• _GOAL_
Tally the lines of the material below that contain the string "legend" and reply with the count alone.

(Element box annotations)
□ □ □ □ □

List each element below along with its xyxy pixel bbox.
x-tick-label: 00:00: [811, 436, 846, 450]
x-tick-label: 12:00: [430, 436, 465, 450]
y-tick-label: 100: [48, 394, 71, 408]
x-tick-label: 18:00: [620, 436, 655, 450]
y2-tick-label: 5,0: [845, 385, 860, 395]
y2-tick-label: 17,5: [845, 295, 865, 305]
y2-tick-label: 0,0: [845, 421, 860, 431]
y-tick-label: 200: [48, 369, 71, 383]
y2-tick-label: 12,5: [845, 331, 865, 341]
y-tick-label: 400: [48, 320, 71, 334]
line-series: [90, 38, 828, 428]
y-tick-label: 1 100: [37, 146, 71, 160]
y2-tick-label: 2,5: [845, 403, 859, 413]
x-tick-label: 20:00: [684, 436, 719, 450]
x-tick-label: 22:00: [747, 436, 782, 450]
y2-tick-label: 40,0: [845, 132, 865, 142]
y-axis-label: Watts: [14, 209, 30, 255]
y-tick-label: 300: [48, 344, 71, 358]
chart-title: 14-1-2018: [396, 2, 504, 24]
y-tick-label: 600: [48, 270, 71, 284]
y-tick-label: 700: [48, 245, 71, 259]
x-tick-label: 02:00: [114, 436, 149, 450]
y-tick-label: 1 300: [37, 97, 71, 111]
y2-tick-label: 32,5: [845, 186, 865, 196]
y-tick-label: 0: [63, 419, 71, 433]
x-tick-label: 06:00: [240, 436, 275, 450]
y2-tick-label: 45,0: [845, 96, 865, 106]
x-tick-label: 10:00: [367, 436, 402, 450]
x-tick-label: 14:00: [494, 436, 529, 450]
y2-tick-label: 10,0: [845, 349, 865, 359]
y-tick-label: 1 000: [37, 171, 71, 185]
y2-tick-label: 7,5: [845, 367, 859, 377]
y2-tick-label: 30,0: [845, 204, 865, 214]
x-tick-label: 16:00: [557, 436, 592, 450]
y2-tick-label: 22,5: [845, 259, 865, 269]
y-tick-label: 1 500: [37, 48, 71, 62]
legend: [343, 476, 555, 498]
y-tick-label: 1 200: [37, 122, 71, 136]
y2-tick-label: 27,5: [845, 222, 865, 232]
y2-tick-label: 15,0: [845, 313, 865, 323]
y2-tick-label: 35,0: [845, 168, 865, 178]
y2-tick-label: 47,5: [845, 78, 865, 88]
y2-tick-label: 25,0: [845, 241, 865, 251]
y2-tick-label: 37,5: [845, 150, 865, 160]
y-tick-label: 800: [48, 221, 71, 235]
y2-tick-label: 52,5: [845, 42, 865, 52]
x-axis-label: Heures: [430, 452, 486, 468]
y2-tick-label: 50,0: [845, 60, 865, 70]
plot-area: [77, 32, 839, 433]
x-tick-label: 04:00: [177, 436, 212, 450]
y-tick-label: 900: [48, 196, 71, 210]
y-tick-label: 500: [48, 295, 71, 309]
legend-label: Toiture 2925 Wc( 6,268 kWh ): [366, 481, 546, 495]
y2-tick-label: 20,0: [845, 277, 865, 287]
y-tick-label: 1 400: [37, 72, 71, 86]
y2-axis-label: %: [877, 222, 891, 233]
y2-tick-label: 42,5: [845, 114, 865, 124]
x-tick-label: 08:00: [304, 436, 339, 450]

□ □ □ □ □

• _FINISHED EXERCISE_
2